■ Task instructions
Give all of the lines again, with nothing added or dropped.

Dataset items
..........

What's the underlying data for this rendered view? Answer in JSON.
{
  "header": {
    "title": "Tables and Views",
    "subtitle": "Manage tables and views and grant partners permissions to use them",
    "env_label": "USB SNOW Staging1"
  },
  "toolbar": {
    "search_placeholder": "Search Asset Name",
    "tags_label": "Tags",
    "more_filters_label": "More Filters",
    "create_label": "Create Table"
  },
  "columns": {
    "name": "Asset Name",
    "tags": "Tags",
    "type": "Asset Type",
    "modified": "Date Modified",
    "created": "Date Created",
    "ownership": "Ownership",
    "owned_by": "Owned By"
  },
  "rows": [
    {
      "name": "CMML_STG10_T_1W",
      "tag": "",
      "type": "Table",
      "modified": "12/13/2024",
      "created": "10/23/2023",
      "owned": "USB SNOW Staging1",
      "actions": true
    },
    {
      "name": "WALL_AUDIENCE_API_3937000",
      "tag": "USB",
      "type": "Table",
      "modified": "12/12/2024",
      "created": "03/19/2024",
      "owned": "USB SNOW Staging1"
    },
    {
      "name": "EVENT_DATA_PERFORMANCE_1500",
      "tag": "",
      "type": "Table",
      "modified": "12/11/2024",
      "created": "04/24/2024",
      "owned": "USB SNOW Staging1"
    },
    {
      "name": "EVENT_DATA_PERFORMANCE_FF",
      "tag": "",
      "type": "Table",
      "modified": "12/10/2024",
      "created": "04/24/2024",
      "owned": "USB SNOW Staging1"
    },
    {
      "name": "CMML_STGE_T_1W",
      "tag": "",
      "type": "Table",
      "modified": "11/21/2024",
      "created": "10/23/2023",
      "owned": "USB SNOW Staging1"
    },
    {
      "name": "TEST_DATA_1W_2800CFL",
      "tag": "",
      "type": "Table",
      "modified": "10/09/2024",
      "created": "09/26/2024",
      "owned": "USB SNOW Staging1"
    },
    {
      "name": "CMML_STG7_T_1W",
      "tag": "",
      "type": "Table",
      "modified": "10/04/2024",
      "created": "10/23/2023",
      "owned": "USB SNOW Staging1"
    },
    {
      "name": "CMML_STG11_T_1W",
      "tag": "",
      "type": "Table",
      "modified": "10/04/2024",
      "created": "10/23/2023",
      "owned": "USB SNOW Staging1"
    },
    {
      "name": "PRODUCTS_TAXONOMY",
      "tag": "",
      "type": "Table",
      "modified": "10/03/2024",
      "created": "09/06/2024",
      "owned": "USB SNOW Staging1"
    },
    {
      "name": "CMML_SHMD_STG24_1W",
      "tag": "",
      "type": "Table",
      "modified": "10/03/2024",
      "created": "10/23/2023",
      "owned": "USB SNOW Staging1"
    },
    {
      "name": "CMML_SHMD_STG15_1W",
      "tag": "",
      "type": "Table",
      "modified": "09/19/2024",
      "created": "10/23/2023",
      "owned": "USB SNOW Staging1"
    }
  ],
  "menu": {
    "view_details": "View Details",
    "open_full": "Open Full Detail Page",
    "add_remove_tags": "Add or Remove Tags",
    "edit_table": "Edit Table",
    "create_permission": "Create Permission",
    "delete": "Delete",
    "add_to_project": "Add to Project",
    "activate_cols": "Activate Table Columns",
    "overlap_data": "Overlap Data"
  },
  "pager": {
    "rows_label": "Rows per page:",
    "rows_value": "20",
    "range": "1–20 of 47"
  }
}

..........

■ The output
What's the underlying data for this rendered view? Answer in JSON.
{
  "header": {
    "title": "Tables and Views",
    "subtitle": "Manage tables and views and grant partners permissions to use them",
    "env_label": "USB SNOW Staging1"
  },
  "toolbar": {
    "search_placeholder": "Search Asset Name",
    "tags_label": "Tags",
    "more_filters_label": "More Filters",
    "create_label": "Create Table"
  },
  "columns": {
    "name": "Asset Name",
    "tags": "Tags",
    "type": "Asset Type",
    "modified": "Date Modified",
    "created": "Date Created",
    "ownership": "Ownership",
    "owned_by": "Owned By"
  },
  "rows": [
    {
      "name": "CMML_STG10_T_1W",
      "tag": "",
      "type": "Table",
      "modified": "12/13/2024",
      "created": "10/23/2023",
      "owned": "USB SNOW Staging1",
      "actions": true
    },
    {
      "name": "WALL_AUDIENCE_API_3937000",
      "tag": "USB",
      "type": "Table",
      "modified": "12/12/2024",
      "created": "03/19/2024",
      "owned": "USB SNOW Staging1"
    },
    {
      "name": "EVENT_DATA_PERFORMANCE_1500",
      "tag": "",
      "type": "Table",
      "modified": "12/11/2024",
      "created": "04/24/2024",
      "owned": "USB SNOW Staging1"
    },
    {
      "name": "EVENT_DATA_PERFORMANCE_FF",
      "tag": "",
      "type": "Table",
      "modified": "12/10/2024",
      "created": "04/24/2024",
      "owned": "USB SNOW Staging1"
    },
    {
      "name": "CMML_STGE_T_1W",
      "tag": "",
      "type": "Table",
      "modified": "11/21/2024",
      "created": "10/23/2023",
      "owned": "USB SNOW Staging1"
    },
    {
      "name": "TEST_DATA_1W_2800CFL",
      "tag": "",
      "type": "Table",
      "modified": "10/09/2024",
      "created": "09/26/2024",
      "owned": "USB SNOW Staging1"
    },
    {
      "name": "CMML_STG7_T_1W",
      "tag": "",
      "type": "Table",
      "modified": "10/04/2024",
      "created": "10/23/2023",
      "owned": "USB SNOW Staging1"
    },
    {
      "name": "CMML_STG11_T_1W",
      "tag": "",
      "type": "Table",
      "modified": "10/04/2024",
      "created": "10/23/2023",
      "owned": "USB SNOW Staging1"
    },
    {
      "name": "PRODUCTS_TAXONOMY",
      "tag": "",
      "type": "Table",
      "modified": "10/03/2024",
      "created": "09/06/2024",
      "owned": "USB SNOW Staging1"
    },
    {
      "name": "CMML_SHMD_STG24_1W",
      "tag": "",
      "type": "Table",
      "modified": "10/03/2024",
      "created": "10/23/2023",
      "owned": "USB SNOW Staging1"
    },
    {
      "name": "CMML_SHMD_STG15_1W",
      "tag": "",
      "type": "Table",
      "modified": "09/19/2024",
      "created": "10/23/2023",
      "owned": "USB SNOW Staging1"
    }
  ],
  "menu": {
    "view_details": "View Details",
    "open_full": "Open Full Detail Page",
    "add_remove_tags": "Add or Remove Tags",
    "edit_table": "Edit Table",
    "create_permission": "Create Permission",
    "delete": "Delete",
    "add_to_project": "Add to Project",
    "activate_cols": "Activate Table Columns",
    "overlap_data": "Overlap Data"
  },
  "pager": {
    "rows_label": "Rows per page:",
    "rows_value": "20",
    "range": "1–20 of 47"
  }
}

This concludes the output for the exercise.